- Sire: St Germans
- Grandsire: Swynford
- Dam: Dabchick
- Damsire: Royal Minstrel
- Sex: Stallion
- Foaled: 1939
- Died: 1961 (aged 21–22)
- Country: United States
- Colour: Bay
- Breeder: Greentree Stable
- Owner: Helen Hay Whitney
- Trainer: John M. Gaver, Sr.
- Record: 47: 22-12-3
- Earnings: US$261,064

Major wins
- Breeders' Futurity Stakes (1941) Hopeful Stakes (1941) Sanford Stakes (1941) Phoenix Handicap (1942) Brooklyn Handicap (1943) Metropolitan Handicap (1943, 1944, 1945) Carter Handicap (1943) Toboggan Handicap (1943, 1944) Whitney Stakes (1944) Wilson Stakes (1944) Manhattan Handicap (1944) Paumonok Handicap (1944, 1945)

Awards
- DRF American Champion Older Male Horse (1943) American Champion Older Male Horse (1944)

Honours
- Aiken Thoroughbred Racing Hall of Fame (1977) United States' Racing Hall of Fame (1980) #55 - Top 100 U.S. Racehorses of the 20th Century

= Devil Diver =

American-bred Thoroughbred racehorse

Devil Diver (1939-1961) was an American Thoroughbred racehorse. He was twice voted American Champion Older Male Horse.

==Background==
Devil Diver was foaled at Mrs. Payne Whitney's Greentree Stable in Lexington, Kentucky. A bay colt by Sir Germans, he was out of Dabchick, and a member of the same foal crop as Shut Out. Devil Diver was trained by the Hall of Fame conditioner John M. Gaver, Sr., who also trained Shut Out.

==Racing career==
Both Shut Out and Devil Diver were pointed towards the 1942 Kentucky Derby, especially as Devil Diver had opened his three-year-old season winning the Phoenix Handicap and in the process beating Whirlaway who only the year before had won the United States Triple Crown of Thoroughbred Racing.

(Data extracted from a collection)
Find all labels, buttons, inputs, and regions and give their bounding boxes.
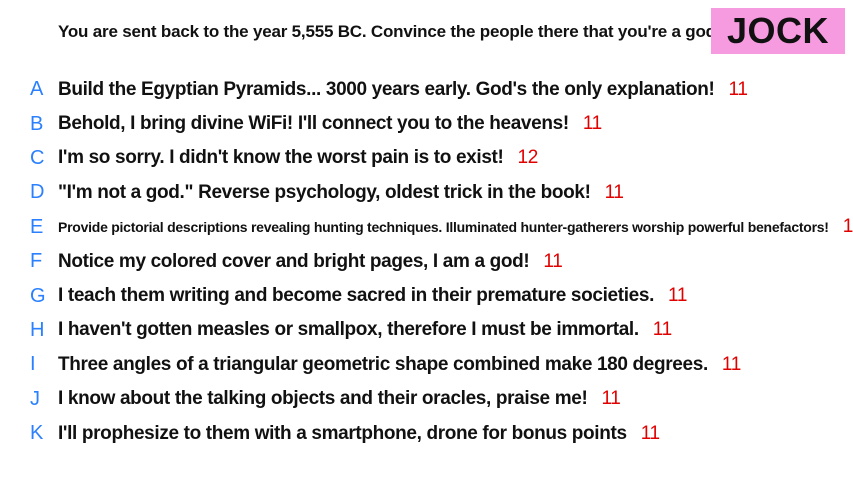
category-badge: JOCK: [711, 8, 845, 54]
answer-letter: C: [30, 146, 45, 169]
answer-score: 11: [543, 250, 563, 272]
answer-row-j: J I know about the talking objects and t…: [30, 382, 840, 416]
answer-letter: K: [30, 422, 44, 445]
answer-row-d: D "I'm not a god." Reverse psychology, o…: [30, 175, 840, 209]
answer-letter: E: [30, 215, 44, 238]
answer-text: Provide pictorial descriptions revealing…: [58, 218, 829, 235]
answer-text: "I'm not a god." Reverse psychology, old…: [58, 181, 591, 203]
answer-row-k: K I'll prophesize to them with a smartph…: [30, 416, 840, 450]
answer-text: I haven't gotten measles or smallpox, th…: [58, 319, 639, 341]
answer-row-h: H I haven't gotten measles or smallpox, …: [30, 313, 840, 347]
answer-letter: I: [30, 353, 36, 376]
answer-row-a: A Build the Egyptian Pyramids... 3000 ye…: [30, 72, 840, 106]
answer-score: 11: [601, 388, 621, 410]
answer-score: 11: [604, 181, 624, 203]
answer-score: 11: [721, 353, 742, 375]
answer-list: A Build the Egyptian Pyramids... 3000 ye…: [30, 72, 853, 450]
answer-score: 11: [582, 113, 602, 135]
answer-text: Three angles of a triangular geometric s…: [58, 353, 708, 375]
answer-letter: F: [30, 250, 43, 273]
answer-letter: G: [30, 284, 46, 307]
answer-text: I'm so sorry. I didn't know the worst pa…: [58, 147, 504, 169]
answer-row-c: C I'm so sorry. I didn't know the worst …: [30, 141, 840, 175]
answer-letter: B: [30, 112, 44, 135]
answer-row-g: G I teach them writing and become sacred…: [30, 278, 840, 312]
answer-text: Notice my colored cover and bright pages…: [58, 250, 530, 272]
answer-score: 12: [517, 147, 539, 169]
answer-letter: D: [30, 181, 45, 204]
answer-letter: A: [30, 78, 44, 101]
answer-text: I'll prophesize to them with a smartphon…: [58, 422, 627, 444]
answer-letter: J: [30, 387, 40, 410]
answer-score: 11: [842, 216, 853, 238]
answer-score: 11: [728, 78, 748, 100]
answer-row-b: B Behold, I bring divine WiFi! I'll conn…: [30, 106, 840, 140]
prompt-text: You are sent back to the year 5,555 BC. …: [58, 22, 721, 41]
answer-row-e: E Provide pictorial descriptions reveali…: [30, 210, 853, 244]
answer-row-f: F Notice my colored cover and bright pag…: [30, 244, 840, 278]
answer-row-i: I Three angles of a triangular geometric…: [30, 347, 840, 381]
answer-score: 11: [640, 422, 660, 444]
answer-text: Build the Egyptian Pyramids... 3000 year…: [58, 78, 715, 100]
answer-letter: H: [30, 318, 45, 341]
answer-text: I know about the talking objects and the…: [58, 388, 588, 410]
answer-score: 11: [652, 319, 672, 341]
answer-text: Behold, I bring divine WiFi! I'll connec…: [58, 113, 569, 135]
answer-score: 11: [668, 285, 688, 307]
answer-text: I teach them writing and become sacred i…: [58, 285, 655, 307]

▶ [Exercise A] Output the passage of the Devil Diver text between "- Country: United" and "Handicap (1944, 1945)", inclusive.
▶ [Exercise B] Summarize the Devil Diver text in two sentences.

▶ [Full answer A]
- Country: United States
- Colour: Bay
- Breeder: Greentree Stable
- Owner: Helen Hay Whitney
- Trainer: John M. Gaver, Sr.
- Record: 47: 22-12-3
- Earnings: US$261,064

Major wins
- Breeders' Futurity Stakes (1941) Hopeful Stakes (1941) Sanford Stakes (1941) Phoenix Handicap (1942) Brooklyn Handicap (1943) Metropolitan Handicap (1943, 1944, 1945) Carter Handicap (1943) Toboggan Handicap (1943, 1944) Whitney Stakes (1944) Wilson Stakes (1944) Manhattan Handicap (1944) Paumonok Handicap (1944, 1945)

▶ [Full answer B] Devil Diver (1939–1961) was an American Thoroughbred racehorse who was foaled at Mrs. Payne Whitney's Greentree Stable in Lexington, Kentucky, and was twice voted American Champion Older Male Horse. Trained by John M. Gaver, Sr., who also trained Shut Out, he opened his three-year-old season by winning the Phoenix Handicap over Whirlaway and was pointed toward the 1942 Kentucky Derby.